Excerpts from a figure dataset

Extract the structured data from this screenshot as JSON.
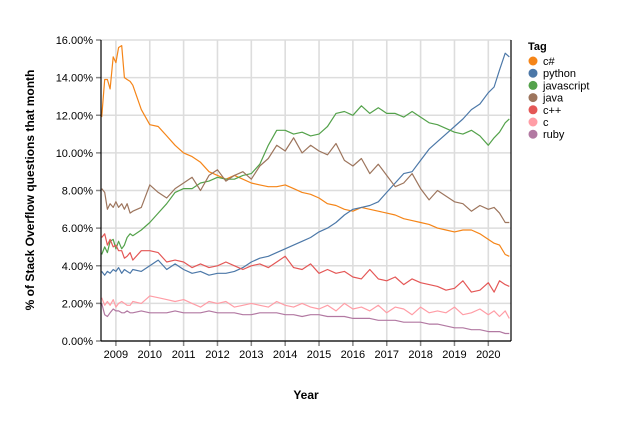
{
  "chart_data": {
    "type": "line",
    "title": "",
    "xlabel": "Year",
    "ylabel": "% of Stack Overflow questions that month",
    "xlim": [
      2008.56,
      2020.67
    ],
    "ylim": [
      0,
      16
    ],
    "x_ticks": [
      "2009",
      "2010",
      "2011",
      "2012",
      "2013",
      "2014",
      "2015",
      "2016",
      "2017",
      "2018",
      "2019",
      "2020"
    ],
    "y_ticks": [
      "0.00%",
      "2.00%",
      "4.00%",
      "6.00%",
      "8.00%",
      "10.00%",
      "12.00%",
      "14.00%",
      "16.00%"
    ],
    "grid": true,
    "legend": {
      "title": "Tag",
      "position": "right"
    },
    "x": [
      2008.58,
      2008.67,
      2008.75,
      2008.83,
      2008.92,
      2009.0,
      2009.08,
      2009.17,
      2009.25,
      2009.33,
      2009.42,
      2009.5,
      2009.75,
      2010.0,
      2010.25,
      2010.5,
      2010.75,
      2011.0,
      2011.25,
      2011.5,
      2011.75,
      2012.0,
      2012.25,
      2012.5,
      2012.75,
      2013.0,
      2013.25,
      2013.5,
      2013.75,
      2014.0,
      2014.25,
      2014.5,
      2014.75,
      2015.0,
      2015.25,
      2015.5,
      2015.75,
      2016.0,
      2016.25,
      2016.5,
      2016.75,
      2017.0,
      2017.25,
      2017.5,
      2017.75,
      2018.0,
      2018.25,
      2018.5,
      2018.75,
      2019.0,
      2019.25,
      2019.5,
      2019.75,
      2020.0,
      2020.17,
      2020.33,
      2020.5,
      2020.62
    ],
    "series": [
      {
        "name": "c#",
        "color": "#f58518",
        "values": [
          11.9,
          13.9,
          13.9,
          13.4,
          15.1,
          14.8,
          15.6,
          15.7,
          14.0,
          13.9,
          13.8,
          13.6,
          12.3,
          11.5,
          11.4,
          10.9,
          10.4,
          10.0,
          9.8,
          9.5,
          9.0,
          8.8,
          8.6,
          8.8,
          8.6,
          8.4,
          8.3,
          8.2,
          8.2,
          8.3,
          8.1,
          7.9,
          7.8,
          7.6,
          7.3,
          7.2,
          7.0,
          6.9,
          7.1,
          7.0,
          6.9,
          6.8,
          6.7,
          6.5,
          6.4,
          6.3,
          6.2,
          6.0,
          5.9,
          5.8,
          5.9,
          5.9,
          5.7,
          5.4,
          5.2,
          5.1,
          4.6,
          4.5
        ]
      },
      {
        "name": "python",
        "color": "#4c78a8",
        "values": [
          3.7,
          3.5,
          3.7,
          3.6,
          3.8,
          3.7,
          3.9,
          3.6,
          3.8,
          3.7,
          3.6,
          3.8,
          3.7,
          4.0,
          4.3,
          3.8,
          4.1,
          3.8,
          3.6,
          3.7,
          3.5,
          3.6,
          3.6,
          3.7,
          3.9,
          4.2,
          4.4,
          4.5,
          4.7,
          4.9,
          5.1,
          5.3,
          5.5,
          5.8,
          6.0,
          6.3,
          6.7,
          7.0,
          7.1,
          7.2,
          7.4,
          7.9,
          8.4,
          8.9,
          9.0,
          9.6,
          10.2,
          10.6,
          11.0,
          11.4,
          11.8,
          12.3,
          12.6,
          13.2,
          13.5,
          14.4,
          15.3,
          15.1
        ]
      },
      {
        "name": "javascript",
        "color": "#54a24b",
        "values": [
          4.6,
          5.0,
          4.7,
          5.3,
          5.4,
          4.9,
          5.3,
          4.9,
          5.1,
          5.5,
          5.7,
          5.6,
          5.9,
          6.3,
          6.8,
          7.3,
          7.9,
          8.1,
          8.1,
          8.4,
          8.5,
          8.7,
          8.6,
          8.6,
          8.8,
          8.9,
          9.4,
          10.4,
          11.2,
          11.2,
          11.0,
          11.1,
          10.9,
          11.0,
          11.4,
          12.1,
          12.2,
          12.0,
          12.5,
          12.1,
          12.4,
          12.1,
          12.1,
          11.9,
          12.2,
          11.9,
          11.6,
          11.5,
          11.3,
          11.1,
          11.0,
          11.2,
          10.9,
          10.4,
          10.8,
          11.1,
          11.6,
          11.8
        ]
      },
      {
        "name": "java",
        "color": "#9d755d",
        "values": [
          8.1,
          7.9,
          7.0,
          7.3,
          7.1,
          7.4,
          7.1,
          7.3,
          7.0,
          7.3,
          6.8,
          6.9,
          7.1,
          8.3,
          7.9,
          7.6,
          8.1,
          8.4,
          8.7,
          8.0,
          8.8,
          9.1,
          8.5,
          8.8,
          9.0,
          8.6,
          9.3,
          9.7,
          10.4,
          10.1,
          10.8,
          10.0,
          10.4,
          10.1,
          9.9,
          10.5,
          9.6,
          9.3,
          9.7,
          8.9,
          9.4,
          8.8,
          8.2,
          8.4,
          8.9,
          8.1,
          7.5,
          8.0,
          7.7,
          7.4,
          7.3,
          6.9,
          7.2,
          7.0,
          7.1,
          6.8,
          6.3,
          6.3
        ]
      },
      {
        "name": "c++",
        "color": "#e45756",
        "values": [
          5.5,
          5.7,
          5.1,
          5.4,
          5.0,
          5.1,
          4.8,
          4.8,
          4.4,
          4.5,
          4.7,
          4.3,
          4.8,
          4.8,
          4.7,
          4.2,
          4.3,
          4.2,
          3.9,
          4.1,
          3.9,
          4.0,
          4.2,
          4.0,
          3.8,
          4.0,
          4.1,
          3.9,
          4.2,
          4.5,
          3.9,
          3.8,
          4.1,
          3.6,
          3.8,
          3.6,
          3.7,
          3.4,
          3.3,
          3.8,
          3.3,
          3.2,
          3.4,
          3.0,
          3.3,
          3.1,
          3.0,
          2.9,
          2.7,
          2.8,
          3.2,
          2.6,
          2.7,
          3.1,
          2.6,
          3.2,
          3.0,
          2.9
        ]
      },
      {
        "name": "c",
        "color": "#ff9da6",
        "values": [
          2.3,
          1.9,
          2.1,
          1.9,
          2.2,
          1.8,
          2.0,
          2.1,
          2.0,
          1.9,
          1.9,
          2.1,
          2.0,
          2.4,
          2.3,
          2.2,
          2.1,
          2.2,
          2.0,
          1.8,
          2.1,
          2.0,
          2.1,
          1.8,
          1.9,
          2.0,
          1.9,
          1.8,
          2.1,
          1.9,
          1.8,
          2.0,
          1.8,
          1.7,
          1.9,
          1.6,
          2.0,
          1.7,
          1.8,
          1.6,
          1.9,
          1.5,
          1.8,
          1.7,
          1.4,
          1.8,
          1.5,
          1.6,
          1.5,
          1.8,
          1.4,
          1.5,
          1.7,
          1.4,
          1.6,
          1.3,
          1.6,
          1.2
        ]
      },
      {
        "name": "ruby",
        "color": "#b279a2",
        "values": [
          2.0,
          1.4,
          1.3,
          1.5,
          1.7,
          1.6,
          1.6,
          1.5,
          1.5,
          1.6,
          1.5,
          1.5,
          1.6,
          1.5,
          1.5,
          1.5,
          1.6,
          1.5,
          1.5,
          1.5,
          1.6,
          1.5,
          1.5,
          1.5,
          1.4,
          1.4,
          1.5,
          1.5,
          1.5,
          1.4,
          1.4,
          1.3,
          1.4,
          1.4,
          1.3,
          1.3,
          1.3,
          1.2,
          1.2,
          1.2,
          1.1,
          1.1,
          1.1,
          1.0,
          1.0,
          1.0,
          0.9,
          0.9,
          0.8,
          0.7,
          0.7,
          0.6,
          0.6,
          0.5,
          0.5,
          0.5,
          0.4,
          0.4
        ]
      }
    ]
  },
  "legend": {
    "title": "Tag",
    "items": [
      {
        "label": "c#",
        "color": "#f58518"
      },
      {
        "label": "python",
        "color": "#4c78a8"
      },
      {
        "label": "javascript",
        "color": "#54a24b"
      },
      {
        "label": "java",
        "color": "#9d755d"
      },
      {
        "label": "c++",
        "color": "#e45756"
      },
      {
        "label": "c",
        "color": "#ff9da6"
      },
      {
        "label": "ruby",
        "color": "#b279a2"
      }
    ]
  },
  "axes": {
    "x_title": "Year",
    "y_title": "% of Stack Overflow questions that month"
  }
}
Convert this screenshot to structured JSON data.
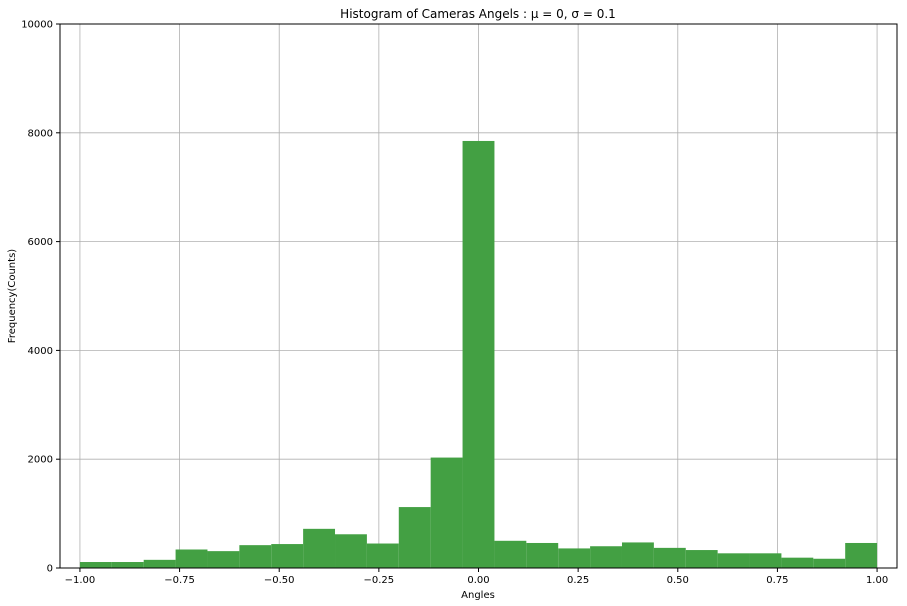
{
  "chart_data": {
    "type": "bar",
    "title": "Histogram of Cameras Angels : μ = 0,  σ = 0.1",
    "xlabel": "Angles",
    "ylabel": "Frequency(Counts)",
    "xlim": [
      -1.05,
      1.05
    ],
    "ylim": [
      0,
      10000
    ],
    "grid": true,
    "bar_color": "#43a043",
    "bin_width": 0.08,
    "bins": [
      {
        "x0": -1.0,
        "value": 110
      },
      {
        "x0": -0.92,
        "value": 110
      },
      {
        "x0": -0.84,
        "value": 150
      },
      {
        "x0": -0.76,
        "value": 340
      },
      {
        "x0": -0.68,
        "value": 310
      },
      {
        "x0": -0.6,
        "value": 420
      },
      {
        "x0": -0.52,
        "value": 440
      },
      {
        "x0": -0.44,
        "value": 720
      },
      {
        "x0": -0.36,
        "value": 620
      },
      {
        "x0": -0.28,
        "value": 450
      },
      {
        "x0": -0.2,
        "value": 1120
      },
      {
        "x0": -0.12,
        "value": 2030
      },
      {
        "x0": -0.04,
        "value": 7850
      },
      {
        "x0": 0.04,
        "value": 500
      },
      {
        "x0": 0.12,
        "value": 460
      },
      {
        "x0": 0.2,
        "value": 360
      },
      {
        "x0": 0.28,
        "value": 400
      },
      {
        "x0": 0.36,
        "value": 470
      },
      {
        "x0": 0.44,
        "value": 370
      },
      {
        "x0": 0.52,
        "value": 330
      },
      {
        "x0": 0.6,
        "value": 270
      },
      {
        "x0": 0.68,
        "value": 270
      },
      {
        "x0": 0.76,
        "value": 190
      },
      {
        "x0": 0.84,
        "value": 170
      },
      {
        "x0": 0.92,
        "value": 460
      }
    ],
    "x_ticks": [
      {
        "value": -1.0,
        "label": "−1.00"
      },
      {
        "value": -0.75,
        "label": "−0.75"
      },
      {
        "value": -0.5,
        "label": "−0.50"
      },
      {
        "value": -0.25,
        "label": "−0.25"
      },
      {
        "value": 0.0,
        "label": "0.00"
      },
      {
        "value": 0.25,
        "label": "0.25"
      },
      {
        "value": 0.5,
        "label": "0.50"
      },
      {
        "value": 0.75,
        "label": "0.75"
      },
      {
        "value": 1.0,
        "label": "1.00"
      }
    ],
    "y_ticks": [
      {
        "value": 0,
        "label": "0"
      },
      {
        "value": 2000,
        "label": "2000"
      },
      {
        "value": 4000,
        "label": "4000"
      },
      {
        "value": 6000,
        "label": "6000"
      },
      {
        "value": 8000,
        "label": "8000"
      },
      {
        "value": 10000,
        "label": "10000"
      }
    ]
  }
}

> [PROBLEM DETAILS]: Copy all lines in the listing above where the string "this" appears.

> [EXPECTED ANSWER]:
Extract the structured data from this screenshot as JSON.
Convert this screenshot to structured JSON data.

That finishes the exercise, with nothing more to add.